___ Data for this task ___
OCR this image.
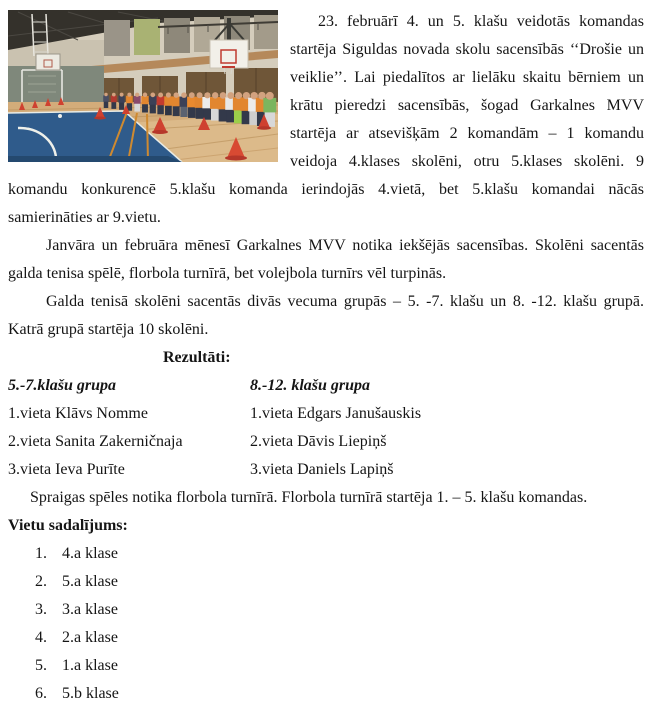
23. februārī 4. un 5. klašu veidotās komandas startēja Siguldas novada skolu sacensībās ‘‘Drošie un veiklie’’. Lai piedalītos ar lielāku skaitu bērniem un krātu pieredzi sacensībās, šogad Garkalnes MVV startēja ar atsevišķām 2 komandām – 1 komandu veidoja 4.klases skolēni, otru 5.klases skolēni. 9 komandu konkurencē 5.klašu komanda ierindojās 4.vietā, bet 5.klašu komandai nācās samierināties ar 9.vietu.

Janvāra un februāra mēnesī Garkalnes MVV notika iekšējās sacensības. Skolēni sacentās galda tenisa spēlē, florbola turnīrā, bet volejbola turnīrs vēl turpinās.

Galda tenisā skolēni sacentās divās vecuma grupās – 5. -7. klašu un 8. -12. klašu grupā. Katrā grupā startēja 10 skolēni.

Rezultāti:
5.-7.klašu grupa
1.vieta Klāvs Nomme
2.vieta Sanita Zakerničnaja
3.vieta Ieva Purīte
8.-12. klašu grupa
1.vieta Edgars Janušauskis
2.vieta Dāvis Liepiņš
3.vieta Daniels Lapiņš

Spraigas spēles notika florbola turnīrā. Florbola turnīrā startēja 1. – 5. klašu komandas.

Vietu sadalījums:
1. 4.a klase
2. 5.a klase
3. 3.a klase
4. 2.a klase
5. 1.a klase
6. 5.b klase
___
Find every line above that contains the word "turnīrā", and return each one.

Janvāra un februāra mēnesī Garkalnes MVV notika iekšējās sacensības. Skolēni sacentās galda tenisa spēlē, florbola turnīrā, bet volejbola turnīrs vēl turpinās.
Spraigas spēles notika florbola turnīrā. Florbola turnīrā startēja 1. – 5. klašu komandas.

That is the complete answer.